**DIRECTIONS:** Reproduce the data that follows in its entirety, character for character.

**Records excerpted from a collection:**
* * * * *
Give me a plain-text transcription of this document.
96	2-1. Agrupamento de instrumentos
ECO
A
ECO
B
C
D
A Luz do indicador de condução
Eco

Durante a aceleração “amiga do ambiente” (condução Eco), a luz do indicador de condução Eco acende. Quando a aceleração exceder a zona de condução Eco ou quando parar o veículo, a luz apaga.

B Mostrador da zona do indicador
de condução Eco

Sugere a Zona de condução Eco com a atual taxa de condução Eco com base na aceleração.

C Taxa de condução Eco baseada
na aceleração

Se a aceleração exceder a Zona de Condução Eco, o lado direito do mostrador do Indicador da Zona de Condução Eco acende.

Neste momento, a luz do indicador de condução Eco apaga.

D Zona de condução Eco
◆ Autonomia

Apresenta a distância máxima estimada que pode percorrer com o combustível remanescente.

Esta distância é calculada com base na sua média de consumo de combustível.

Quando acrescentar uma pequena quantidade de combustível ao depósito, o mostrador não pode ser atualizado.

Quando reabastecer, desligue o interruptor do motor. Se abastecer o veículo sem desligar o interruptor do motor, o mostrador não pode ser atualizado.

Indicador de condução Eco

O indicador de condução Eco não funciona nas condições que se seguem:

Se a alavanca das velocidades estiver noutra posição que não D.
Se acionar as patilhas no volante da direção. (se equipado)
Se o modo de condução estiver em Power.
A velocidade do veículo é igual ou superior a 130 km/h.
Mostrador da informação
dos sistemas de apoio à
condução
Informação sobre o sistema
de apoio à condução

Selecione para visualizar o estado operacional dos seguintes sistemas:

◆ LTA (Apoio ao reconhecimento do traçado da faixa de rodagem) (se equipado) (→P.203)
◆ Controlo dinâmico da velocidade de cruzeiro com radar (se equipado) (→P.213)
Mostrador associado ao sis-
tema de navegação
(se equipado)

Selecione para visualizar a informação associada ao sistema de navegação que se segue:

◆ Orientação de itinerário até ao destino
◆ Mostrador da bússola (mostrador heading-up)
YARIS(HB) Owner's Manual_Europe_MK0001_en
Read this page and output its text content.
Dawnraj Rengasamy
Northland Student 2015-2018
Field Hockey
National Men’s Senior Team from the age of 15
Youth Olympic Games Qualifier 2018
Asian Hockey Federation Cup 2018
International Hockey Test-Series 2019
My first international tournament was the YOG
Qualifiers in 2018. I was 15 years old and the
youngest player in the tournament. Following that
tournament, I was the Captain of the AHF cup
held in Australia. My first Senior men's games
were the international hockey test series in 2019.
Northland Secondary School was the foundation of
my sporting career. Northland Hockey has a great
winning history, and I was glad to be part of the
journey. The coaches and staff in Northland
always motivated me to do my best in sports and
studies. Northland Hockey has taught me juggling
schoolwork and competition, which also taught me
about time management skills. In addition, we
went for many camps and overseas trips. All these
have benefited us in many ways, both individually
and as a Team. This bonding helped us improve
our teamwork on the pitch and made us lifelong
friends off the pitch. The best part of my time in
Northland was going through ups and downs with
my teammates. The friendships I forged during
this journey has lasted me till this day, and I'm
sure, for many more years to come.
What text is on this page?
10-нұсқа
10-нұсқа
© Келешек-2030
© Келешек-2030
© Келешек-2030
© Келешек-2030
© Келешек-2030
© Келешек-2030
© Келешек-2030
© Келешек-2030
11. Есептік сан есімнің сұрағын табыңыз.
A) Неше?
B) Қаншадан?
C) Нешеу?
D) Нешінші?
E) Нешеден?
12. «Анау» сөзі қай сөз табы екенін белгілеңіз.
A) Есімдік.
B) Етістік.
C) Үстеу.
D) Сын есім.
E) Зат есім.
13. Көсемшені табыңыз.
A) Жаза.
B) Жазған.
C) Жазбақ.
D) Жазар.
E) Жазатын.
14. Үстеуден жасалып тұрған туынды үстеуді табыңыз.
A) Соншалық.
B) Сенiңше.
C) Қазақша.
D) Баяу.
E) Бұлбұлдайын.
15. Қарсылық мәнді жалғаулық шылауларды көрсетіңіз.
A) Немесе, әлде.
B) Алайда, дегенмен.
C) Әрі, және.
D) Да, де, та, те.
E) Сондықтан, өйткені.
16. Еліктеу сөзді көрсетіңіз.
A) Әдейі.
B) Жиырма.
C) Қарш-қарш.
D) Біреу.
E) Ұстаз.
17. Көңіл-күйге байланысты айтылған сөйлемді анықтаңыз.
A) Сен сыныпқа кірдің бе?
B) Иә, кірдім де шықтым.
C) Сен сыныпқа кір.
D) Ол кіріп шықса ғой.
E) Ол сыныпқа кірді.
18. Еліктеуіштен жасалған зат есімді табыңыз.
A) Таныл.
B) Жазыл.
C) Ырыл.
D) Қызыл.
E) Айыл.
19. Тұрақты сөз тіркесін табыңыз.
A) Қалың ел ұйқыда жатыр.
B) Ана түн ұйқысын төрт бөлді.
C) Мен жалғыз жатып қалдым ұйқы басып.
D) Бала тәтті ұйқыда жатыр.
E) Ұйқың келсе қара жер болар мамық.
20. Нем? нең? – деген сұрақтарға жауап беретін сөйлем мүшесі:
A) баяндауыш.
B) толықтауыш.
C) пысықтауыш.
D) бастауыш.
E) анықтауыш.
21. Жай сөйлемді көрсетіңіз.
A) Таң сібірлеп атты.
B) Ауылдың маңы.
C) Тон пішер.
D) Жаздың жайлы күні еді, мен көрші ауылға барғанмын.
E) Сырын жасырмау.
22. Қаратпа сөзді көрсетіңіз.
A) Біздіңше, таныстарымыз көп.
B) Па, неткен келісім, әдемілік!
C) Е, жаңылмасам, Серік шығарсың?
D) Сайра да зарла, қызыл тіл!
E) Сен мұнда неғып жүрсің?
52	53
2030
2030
* * * * *
**FINISHED TASK:**
Give me a plain-text transcription of this document.
96	2-1. Agrupamento de instrumentos
ECO
A
ECO
B
C
D
A Luz do indicador de condução
Eco

Durante a aceleração “amiga do ambiente” (condução Eco), a luz do indicador de condução Eco acende. Quando a aceleração exceder a zona de condução Eco ou quando parar o veículo, a luz apaga.

B Mostrador da zona do indicador
de condução Eco

Sugere a Zona de condução Eco com a atual taxa de condução Eco com base na aceleração.

C Taxa de condução Eco baseada
na aceleração

Se a aceleração exceder a Zona de Condução Eco, o lado direito do mostrador do Indicador da Zona de Condução Eco acende.

Neste momento, a luz do indicador de condução Eco apaga.

D Zona de condução Eco
◆ Autonomia

Apresenta a distância máxima estimada que pode percorrer com o combustível remanescente.

Esta distância é calculada com base na sua média de consumo de combustível.

Quando acrescentar uma pequena quantidade de combustível ao depósito, o mostrador não pode ser atualizado.

Quando reabastecer, desligue o interruptor do motor. Se abastecer o veículo sem desligar o interruptor do motor, o mostrador não pode ser atualizado.

Indicador de condução Eco

O indicador de condução Eco não funciona nas condições que se seguem:

Se a alavanca das velocidades estiver noutra posição que não D.
Se acionar as patilhas no volante da direção. (se equipado)
Se o modo de condução estiver em Power.
A velocidade do veículo é igual ou superior a 130 km/h.
Mostrador da informação
dos sistemas de apoio à
condução
Informação sobre o sistema
de apoio à condução

Selecione para visualizar o estado operacional dos seguintes sistemas:

◆ LTA (Apoio ao reconhecimento do traçado da faixa de rodagem) (se equipado) (→P.203)
◆ Controlo dinâmico da velocidade de cruzeiro com radar (se equipado) (→P.213)
Mostrador associado ao sis-
tema de navegação
(se equipado)

Selecione para visualizar a informação associada ao sistema de navegação que se segue:

◆ Orientação de itinerário até ao destino
◆ Mostrador da bússola (mostrador heading-up)
YARIS(HB) Owner's Manual_Europe_MK0001_en
Read this page and output its text content.
Dawnraj Rengasamy
Northland Student 2015-2018
Field Hockey
National Men’s Senior Team from the age of 15
Youth Olympic Games Qualifier 2018
Asian Hockey Federation Cup 2018
International Hockey Test-Series 2019
My first international tournament was the YOG
Qualifiers in 2018. I was 15 years old and the
youngest player in the tournament. Following that
tournament, I was the Captain of the AHF cup
held in Australia. My first Senior men's games
were the international hockey test series in 2019.
Northland Secondary School was the foundation of
my sporting career. Northland Hockey has a great
winning history, and I was glad to be part of the
journey. The coaches and staff in Northland
always motivated me to do my best in sports and
studies. Northland Hockey has taught me juggling
schoolwork and competition, which also taught me
about time management skills. In addition, we
went for many camps and overseas trips. All these
have benefited us in many ways, both individually
and as a Team. This bonding helped us improve
our teamwork on the pitch and made us lifelong
friends off the pitch. The best part of my time in
Northland was going through ups and downs with
my teammates. The friendships I forged during
this journey has lasted me till this day, and I'm
sure, for many more years to come.
What text is on this page?
10-нұсқа
10-нұсқа
© Келешек-2030
© Келешек-2030
© Келешек-2030
© Келешек-2030
© Келешек-2030
© Келешек-2030
© Келешек-2030
© Келешек-2030
11. Есептік сан есімнің сұрағын табыңыз.
A) Неше?
B) Қаншадан?
C) Нешеу?
D) Нешінші?
E) Нешеден?
12. «Анау» сөзі қай сөз табы екенін белгілеңіз.
A) Есімдік.
B) Етістік.
C) Үстеу.
D) Сын есім.
E) Зат есім.
13. Көсемшені табыңыз.
A) Жаза.
B) Жазған.
C) Жазбақ.
D) Жазар.
E) Жазатын.
14. Үстеуден жасалып тұрған туынды үстеуді табыңыз.
A) Соншалық.
B) Сенiңше.
C) Қазақша.
D) Баяу.
E) Бұлбұлдайын.
15. Қарсылық мәнді жалғаулық шылауларды көрсетіңіз.
A) Немесе, әлде.
B) Алайда, дегенмен.
C) Әрі, және.
D) Да, де, та, те.
E) Сондықтан, өйткені.
16. Еліктеу сөзді көрсетіңіз.
A) Әдейі.
B) Жиырма.
C) Қарш-қарш.
D) Біреу.
E) Ұстаз.
17. Көңіл-күйге байланысты айтылған сөйлемді анықтаңыз.
A) Сен сыныпқа кірдің бе?
B) Иә, кірдім де шықтым.
C) Сен сыныпқа кір.
D) Ол кіріп шықса ғой.
E) Ол сыныпқа кірді.
18. Еліктеуіштен жасалған зат есімді табыңыз.
A) Таныл.
B) Жазыл.
C) Ырыл.
D) Қызыл.
E) Айыл.
19. Тұрақты сөз тіркесін табыңыз.
A) Қалың ел ұйқыда жатыр.
B) Ана түн ұйқысын төрт бөлді.
C) Мен жалғыз жатып қалдым ұйқы басып.
D) Бала тәтті ұйқыда жатыр.
E) Ұйқың келсе қара жер болар мамық.
20. Нем? нең? – деген сұрақтарға жауап беретін сөйлем мүшесі:
A) баяндауыш.
B) толықтауыш.
C) пысықтауыш.
D) бастауыш.
E) анықтауыш.
21. Жай сөйлемді көрсетіңіз.
A) Таң сібірлеп атты.
B) Ауылдың маңы.
C) Тон пішер.
D) Жаздың жайлы күні еді, мен көрші ауылға барғанмын.
E) Сырын жасырмау.
22. Қаратпа сөзді көрсетіңіз.
A) Біздіңше, таныстарымыз көп.
B) Па, неткен келісім, әдемілік!
C) Е, жаңылмасам, Серік шығарсың?
D) Сайра да зарла, қызыл тіл!
E) Сен мұнда неғып жүрсің?
52	53
2030
2030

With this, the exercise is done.